◆ **Exercise instructions**:
Transcribe the material in full. Nothing should differ except that the pictures are left out.
───── Material supplied ─────
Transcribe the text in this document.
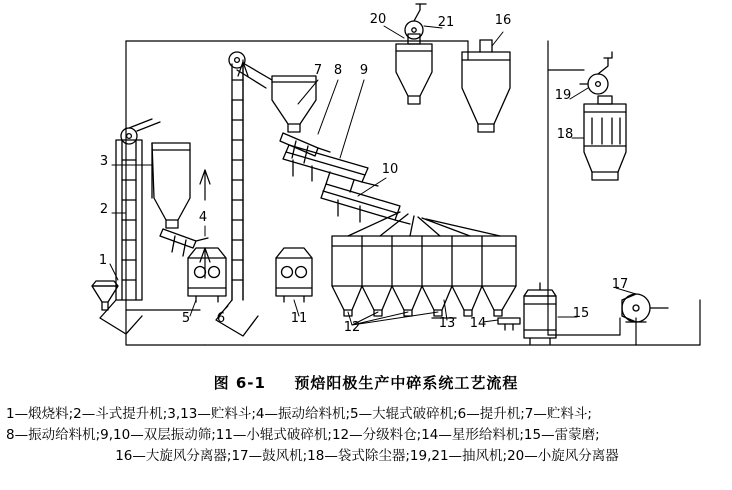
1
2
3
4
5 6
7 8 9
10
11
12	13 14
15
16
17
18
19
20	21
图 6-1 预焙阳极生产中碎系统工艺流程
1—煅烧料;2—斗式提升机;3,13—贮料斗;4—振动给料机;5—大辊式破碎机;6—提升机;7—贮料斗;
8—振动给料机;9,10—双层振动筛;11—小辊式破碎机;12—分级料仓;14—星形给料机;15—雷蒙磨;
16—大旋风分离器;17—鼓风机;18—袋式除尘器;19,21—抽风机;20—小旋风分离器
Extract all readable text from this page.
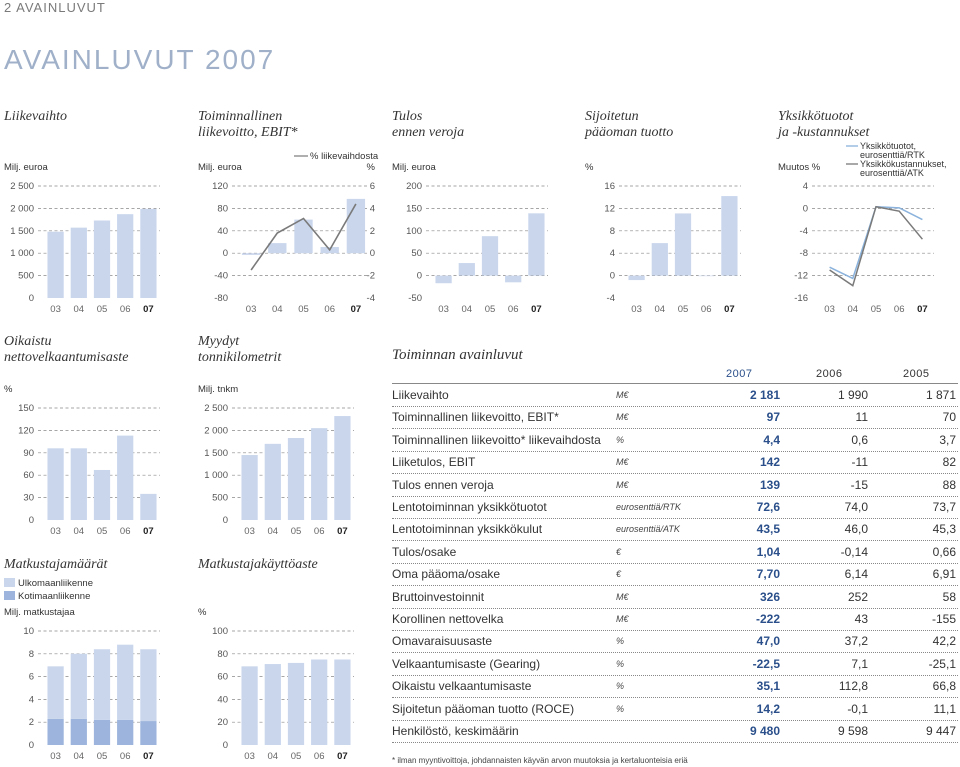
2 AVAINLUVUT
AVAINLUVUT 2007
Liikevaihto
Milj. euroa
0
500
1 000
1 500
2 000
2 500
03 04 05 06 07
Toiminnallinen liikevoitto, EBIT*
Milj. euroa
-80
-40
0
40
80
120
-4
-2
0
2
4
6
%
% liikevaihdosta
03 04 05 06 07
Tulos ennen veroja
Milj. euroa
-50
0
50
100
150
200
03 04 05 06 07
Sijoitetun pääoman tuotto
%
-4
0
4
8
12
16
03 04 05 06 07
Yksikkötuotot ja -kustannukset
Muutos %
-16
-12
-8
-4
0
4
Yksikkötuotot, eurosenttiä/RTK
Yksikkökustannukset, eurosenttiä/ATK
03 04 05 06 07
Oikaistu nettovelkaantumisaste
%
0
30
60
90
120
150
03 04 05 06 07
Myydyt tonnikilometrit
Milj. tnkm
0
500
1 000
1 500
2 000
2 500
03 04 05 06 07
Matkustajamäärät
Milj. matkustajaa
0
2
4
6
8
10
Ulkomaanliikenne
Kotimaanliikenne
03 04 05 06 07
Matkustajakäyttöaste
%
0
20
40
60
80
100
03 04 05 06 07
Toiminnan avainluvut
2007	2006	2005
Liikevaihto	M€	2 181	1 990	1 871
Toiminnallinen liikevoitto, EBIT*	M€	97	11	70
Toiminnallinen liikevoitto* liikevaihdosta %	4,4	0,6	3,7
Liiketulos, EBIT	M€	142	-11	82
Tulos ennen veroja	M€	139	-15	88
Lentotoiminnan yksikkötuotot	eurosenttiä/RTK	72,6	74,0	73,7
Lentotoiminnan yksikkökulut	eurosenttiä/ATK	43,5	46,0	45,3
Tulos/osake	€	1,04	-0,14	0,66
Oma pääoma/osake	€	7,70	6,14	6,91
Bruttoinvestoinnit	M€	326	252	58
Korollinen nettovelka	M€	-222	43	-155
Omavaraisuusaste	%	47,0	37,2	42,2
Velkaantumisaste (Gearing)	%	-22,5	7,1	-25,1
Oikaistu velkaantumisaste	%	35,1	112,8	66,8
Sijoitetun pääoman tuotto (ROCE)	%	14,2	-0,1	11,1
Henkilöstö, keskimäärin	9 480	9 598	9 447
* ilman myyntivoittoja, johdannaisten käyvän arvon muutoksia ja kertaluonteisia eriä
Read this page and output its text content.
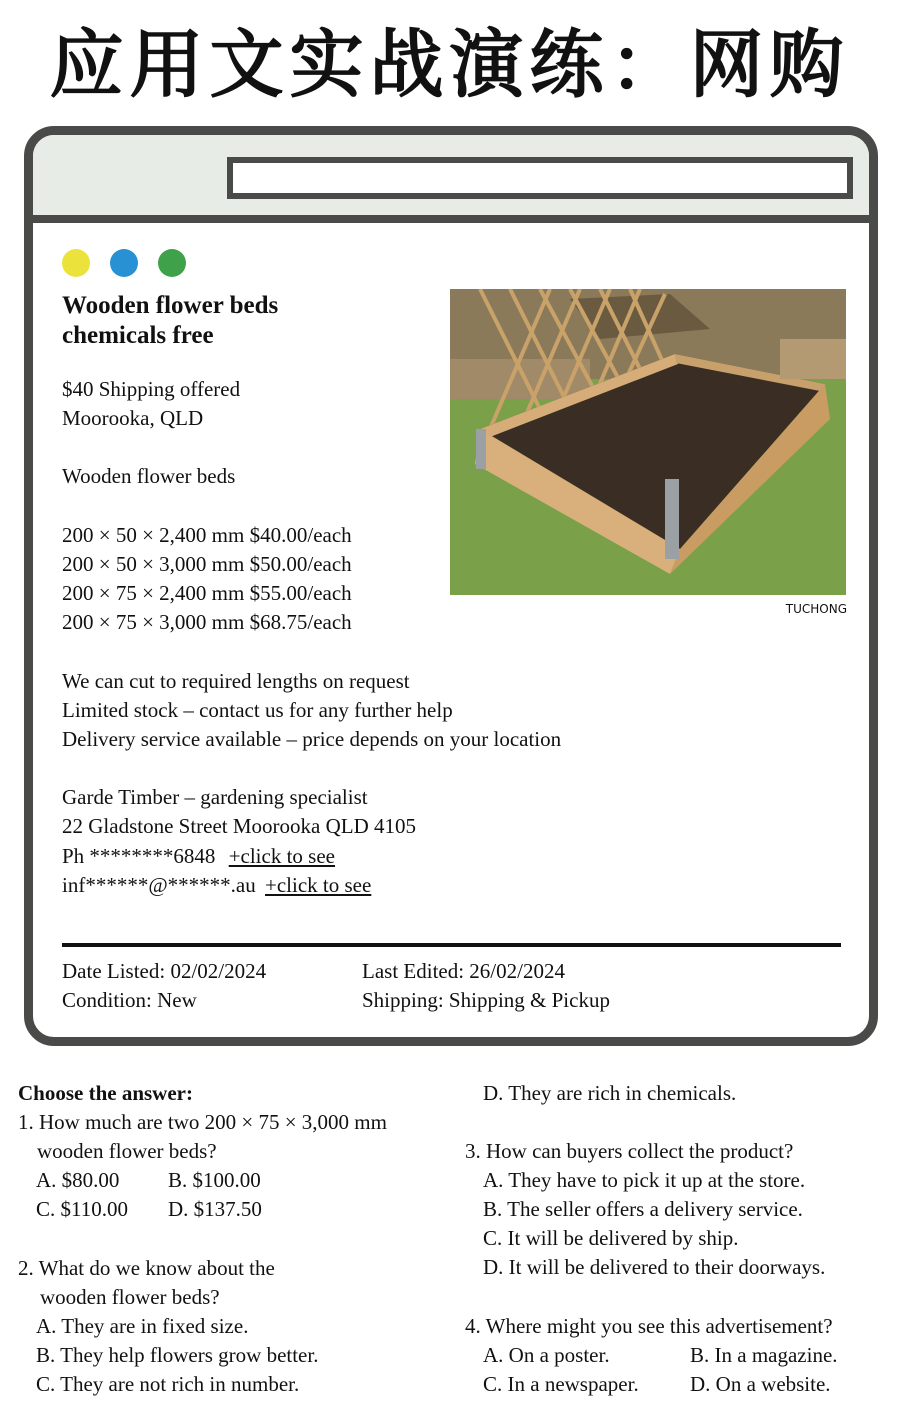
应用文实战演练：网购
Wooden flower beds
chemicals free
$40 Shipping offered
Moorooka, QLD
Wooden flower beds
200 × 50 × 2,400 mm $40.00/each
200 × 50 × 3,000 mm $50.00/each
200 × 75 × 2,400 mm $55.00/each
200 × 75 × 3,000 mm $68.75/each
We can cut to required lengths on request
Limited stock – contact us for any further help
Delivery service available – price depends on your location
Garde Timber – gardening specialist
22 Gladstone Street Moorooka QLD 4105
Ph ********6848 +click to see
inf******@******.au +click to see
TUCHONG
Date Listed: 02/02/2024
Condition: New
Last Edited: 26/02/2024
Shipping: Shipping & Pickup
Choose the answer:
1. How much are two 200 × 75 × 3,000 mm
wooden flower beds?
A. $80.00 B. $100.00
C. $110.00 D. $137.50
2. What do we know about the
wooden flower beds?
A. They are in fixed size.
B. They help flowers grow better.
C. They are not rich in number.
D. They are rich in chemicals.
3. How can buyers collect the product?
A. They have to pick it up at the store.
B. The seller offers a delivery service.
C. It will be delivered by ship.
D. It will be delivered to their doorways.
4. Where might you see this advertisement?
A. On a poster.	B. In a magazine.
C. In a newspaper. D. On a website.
─────
◆ **Answer for this exercise**:
Transcribe the text in this document.
1
2
3
4
5 6
7 8 9
10
11
12	13 14
15
16
17
18
19
20	21
图 6-1 预焙阳极生产中碎系统工艺流程
1—煅烧料;2—斗式提升机;3,13—贮料斗;4—振动给料机;5—大辊式破碎机;6—提升机;7—贮料斗;
8—振动给料机;9,10—双层振动筛;11—小辊式破碎机;12—分级料仓;14—星形给料机;15—雷蒙磨;
16—大旋风分离器;17—鼓风机;18—袋式除尘器;19,21—抽风机;20—小旋风分离器
Extract all readable text from this page.
2 AVAINLUVUT
AVAINLUVUT 2007
Liikevaihto
Milj. euroa
0
500
1 000
1 500
2 000
2 500
03 04 05 06 07
Toiminnallinen liikevoitto, EBIT*
Milj. euroa
-80
-40
0
40
80
120
-4
-2
0
2
4
6
%
% liikevaihdosta
03 04 05 06 07
Tulos ennen veroja
Milj. euroa
-50
0
50
100
150
200
03 04 05 06 07
Sijoitetun pääoman tuotto
%
-4
0
4
8
12
16
03 04 05 06 07
Yksikkötuotot ja -kustannukset
Muutos %
-16
-12
-8
-4
0
4
Yksikkötuotot, eurosenttiä/RTK
Yksikkökustannukset, eurosenttiä/ATK
03 04 05 06 07
Oikaistu nettovelkaantumisaste
%
0
30
60
90
120
150
03 04 05 06 07
Myydyt tonnikilometrit
Milj. tnkm
0
500
1 000
1 500
2 000
2 500
03 04 05 06 07
Matkustajamäärät
Milj. matkustajaa
0
2
4
6
8
10
Ulkomaanliikenne
Kotimaanliikenne
03 04 05 06 07
Matkustajakäyttöaste
%
0
20
40
60
80
100
03 04 05 06 07
Toiminnan avainluvut
2007	2006	2005
Liikevaihto	M€	2 181	1 990	1 871
Toiminnallinen liikevoitto, EBIT*	M€	97	11	70
Toiminnallinen liikevoitto* liikevaihdosta %	4,4	0,6	3,7
Liiketulos, EBIT	M€	142	-11	82
Tulos ennen veroja	M€	139	-15	88
Lentotoiminnan yksikkötuotot	eurosenttiä/RTK	72,6	74,0	73,7
Lentotoiminnan yksikkökulut	eurosenttiä/ATK	43,5	46,0	45,3
Tulos/osake	€	1,04	-0,14	0,66
Oma pääoma/osake	€	7,70	6,14	6,91
Bruttoinvestoinnit	M€	326	252	58
Korollinen nettovelka	M€	-222	43	-155
Omavaraisuusaste	%	47,0	37,2	42,2
Velkaantumisaste (Gearing)	%	-22,5	7,1	-25,1
Oikaistu velkaantumisaste	%	35,1	112,8	66,8
Sijoitetun pääoman tuotto (ROCE)	%	14,2	-0,1	11,1
Henkilöstö, keskimäärin	9 480	9 598	9 447
* ilman myyntivoittoja, johdannaisten käyvän arvon muutoksia ja kertaluonteisia eriä
Read this page and output its text content.
应用文实战演练：网购
Wooden flower beds
chemicals free
$40 Shipping offered
Moorooka, QLD
Wooden flower beds
200 × 50 × 2,400 mm $40.00/each
200 × 50 × 3,000 mm $50.00/each
200 × 75 × 2,400 mm $55.00/each
200 × 75 × 3,000 mm $68.75/each
We can cut to required lengths on request
Limited stock – contact us for any further help
Delivery service available – price depends on your location
Garde Timber – gardening specialist
22 Gladstone Street Moorooka QLD 4105
Ph ********6848 +click to see
inf******@******.au +click to see
TUCHONG
Date Listed: 02/02/2024
Condition: New
Last Edited: 26/02/2024
Shipping: Shipping & Pickup
Choose the answer:
1. How much are two 200 × 75 × 3,000 mm
wooden flower beds?
A. $80.00 B. $100.00
C. $110.00 D. $137.50
2. What do we know about the
wooden flower beds?
A. They are in fixed size.
B. They help flowers grow better.
C. They are not rich in number.
D. They are rich in chemicals.
3. How can buyers collect the product?
A. They have to pick it up at the store.
B. The seller offers a delivery service.
C. It will be delivered by ship.
D. It will be delivered to their doorways.
4. Where might you see this advertisement?
A. On a poster.	B. In a magazine.
C. In a newspaper. D. On a website.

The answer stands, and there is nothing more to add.